YOUR INSTRUCTIONS
What follows is a listing; restate every line of it word for word.

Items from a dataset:
........

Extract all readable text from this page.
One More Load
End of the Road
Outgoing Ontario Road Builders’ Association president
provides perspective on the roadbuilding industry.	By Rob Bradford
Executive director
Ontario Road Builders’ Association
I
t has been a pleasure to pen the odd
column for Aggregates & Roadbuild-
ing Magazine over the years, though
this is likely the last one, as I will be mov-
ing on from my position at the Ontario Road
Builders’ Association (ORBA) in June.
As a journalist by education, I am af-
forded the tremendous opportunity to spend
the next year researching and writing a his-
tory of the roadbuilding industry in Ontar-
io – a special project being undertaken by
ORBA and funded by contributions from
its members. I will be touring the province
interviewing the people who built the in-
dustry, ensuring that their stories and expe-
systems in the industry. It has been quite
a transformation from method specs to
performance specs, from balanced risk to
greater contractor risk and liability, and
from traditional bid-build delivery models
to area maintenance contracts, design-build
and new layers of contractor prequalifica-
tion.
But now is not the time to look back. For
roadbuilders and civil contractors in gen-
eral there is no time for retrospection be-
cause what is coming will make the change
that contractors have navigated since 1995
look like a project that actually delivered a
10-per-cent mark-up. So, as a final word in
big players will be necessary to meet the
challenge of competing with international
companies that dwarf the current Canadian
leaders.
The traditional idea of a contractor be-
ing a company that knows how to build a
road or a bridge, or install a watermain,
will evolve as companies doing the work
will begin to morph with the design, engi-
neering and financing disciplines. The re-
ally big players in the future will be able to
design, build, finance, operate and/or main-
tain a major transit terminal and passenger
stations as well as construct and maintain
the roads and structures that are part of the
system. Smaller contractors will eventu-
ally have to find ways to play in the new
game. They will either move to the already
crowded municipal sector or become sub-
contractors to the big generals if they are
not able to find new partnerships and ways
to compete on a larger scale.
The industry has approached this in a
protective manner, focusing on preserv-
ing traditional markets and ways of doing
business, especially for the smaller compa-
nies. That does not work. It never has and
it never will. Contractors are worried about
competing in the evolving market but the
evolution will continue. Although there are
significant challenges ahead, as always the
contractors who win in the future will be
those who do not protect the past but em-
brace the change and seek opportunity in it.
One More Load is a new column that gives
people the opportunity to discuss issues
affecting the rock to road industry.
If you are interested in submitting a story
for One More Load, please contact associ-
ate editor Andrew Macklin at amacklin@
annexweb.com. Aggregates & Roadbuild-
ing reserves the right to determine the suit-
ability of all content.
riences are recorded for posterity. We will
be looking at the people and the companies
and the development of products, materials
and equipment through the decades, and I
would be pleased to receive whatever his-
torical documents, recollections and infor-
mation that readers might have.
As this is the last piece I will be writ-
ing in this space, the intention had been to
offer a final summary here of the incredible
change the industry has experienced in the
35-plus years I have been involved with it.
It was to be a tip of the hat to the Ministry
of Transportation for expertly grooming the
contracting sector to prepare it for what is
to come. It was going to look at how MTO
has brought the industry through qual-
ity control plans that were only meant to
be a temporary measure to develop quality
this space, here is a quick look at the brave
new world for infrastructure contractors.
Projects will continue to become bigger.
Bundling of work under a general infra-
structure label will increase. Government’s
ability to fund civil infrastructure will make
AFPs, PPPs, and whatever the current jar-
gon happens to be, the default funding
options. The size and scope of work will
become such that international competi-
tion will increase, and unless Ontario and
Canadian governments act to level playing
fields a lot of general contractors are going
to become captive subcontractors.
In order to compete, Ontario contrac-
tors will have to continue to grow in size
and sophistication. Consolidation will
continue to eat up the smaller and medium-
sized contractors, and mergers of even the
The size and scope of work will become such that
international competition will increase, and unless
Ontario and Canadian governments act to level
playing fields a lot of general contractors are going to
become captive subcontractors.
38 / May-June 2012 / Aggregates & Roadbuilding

........

RESPONSE
Extract all readable text from this page.
One More Load
End of the Road
Outgoing Ontario Road Builders’ Association president
provides perspective on the roadbuilding industry.	By Rob Bradford
Executive director
Ontario Road Builders’ Association
I
t has been a pleasure to pen the odd
column for Aggregates & Roadbuild-
ing Magazine over the years, though
this is likely the last one, as I will be mov-
ing on from my position at the Ontario Road
Builders’ Association (ORBA) in June.
As a journalist by education, I am af-
forded the tremendous opportunity to spend
the next year researching and writing a his-
tory of the roadbuilding industry in Ontar-
io – a special project being undertaken by
ORBA and funded by contributions from
its members. I will be touring the province
interviewing the people who built the in-
dustry, ensuring that their stories and expe-
systems in the industry. It has been quite
a transformation from method specs to
performance specs, from balanced risk to
greater contractor risk and liability, and
from traditional bid-build delivery models
to area maintenance contracts, design-build
and new layers of contractor prequalifica-
tion.
But now is not the time to look back. For
roadbuilders and civil contractors in gen-
eral there is no time for retrospection be-
cause what is coming will make the change
that contractors have navigated since 1995
look like a project that actually delivered a
10-per-cent mark-up. So, as a final word in
big players will be necessary to meet the
challenge of competing with international
companies that dwarf the current Canadian
leaders.
The traditional idea of a contractor be-
ing a company that knows how to build a
road or a bridge, or install a watermain,
will evolve as companies doing the work
will begin to morph with the design, engi-
neering and financing disciplines. The re-
ally big players in the future will be able to
design, build, finance, operate and/or main-
tain a major transit terminal and passenger
stations as well as construct and maintain
the roads and structures that are part of the
system. Smaller contractors will eventu-
ally have to find ways to play in the new
game. They will either move to the already
crowded municipal sector or become sub-
contractors to the big generals if they are
not able to find new partnerships and ways
to compete on a larger scale.
The industry has approached this in a
protective manner, focusing on preserv-
ing traditional markets and ways of doing
business, especially for the smaller compa-
nies. That does not work. It never has and
it never will. Contractors are worried about
competing in the evolving market but the
evolution will continue. Although there are
significant challenges ahead, as always the
contractors who win in the future will be
those who do not protect the past but em-
brace the change and seek opportunity in it.
One More Load is a new column that gives
people the opportunity to discuss issues
affecting the rock to road industry.
If you are interested in submitting a story
for One More Load, please contact associ-
ate editor Andrew Macklin at amacklin@
annexweb.com. Aggregates & Roadbuild-
ing reserves the right to determine the suit-
ability of all content.
riences are recorded for posterity. We will
be looking at the people and the companies
and the development of products, materials
and equipment through the decades, and I
would be pleased to receive whatever his-
torical documents, recollections and infor-
mation that readers might have.
As this is the last piece I will be writ-
ing in this space, the intention had been to
offer a final summary here of the incredible
change the industry has experienced in the
35-plus years I have been involved with it.
It was to be a tip of the hat to the Ministry
of Transportation for expertly grooming the
contracting sector to prepare it for what is
to come. It was going to look at how MTO
has brought the industry through qual-
ity control plans that were only meant to
be a temporary measure to develop quality
this space, here is a quick look at the brave
new world for infrastructure contractors.
Projects will continue to become bigger.
Bundling of work under a general infra-
structure label will increase. Government’s
ability to fund civil infrastructure will make
AFPs, PPPs, and whatever the current jar-
gon happens to be, the default funding
options. The size and scope of work will
become such that international competi-
tion will increase, and unless Ontario and
Canadian governments act to level playing
fields a lot of general contractors are going
to become captive subcontractors.
In order to compete, Ontario contrac-
tors will have to continue to grow in size
and sophistication. Consolidation will
continue to eat up the smaller and medium-
sized contractors, and mergers of even the
The size and scope of work will become such that
international competition will increase, and unless
Ontario and Canadian governments act to level
playing fields a lot of general contractors are going to
become captive subcontractors.
38 / May-June 2012 / Aggregates & Roadbuilding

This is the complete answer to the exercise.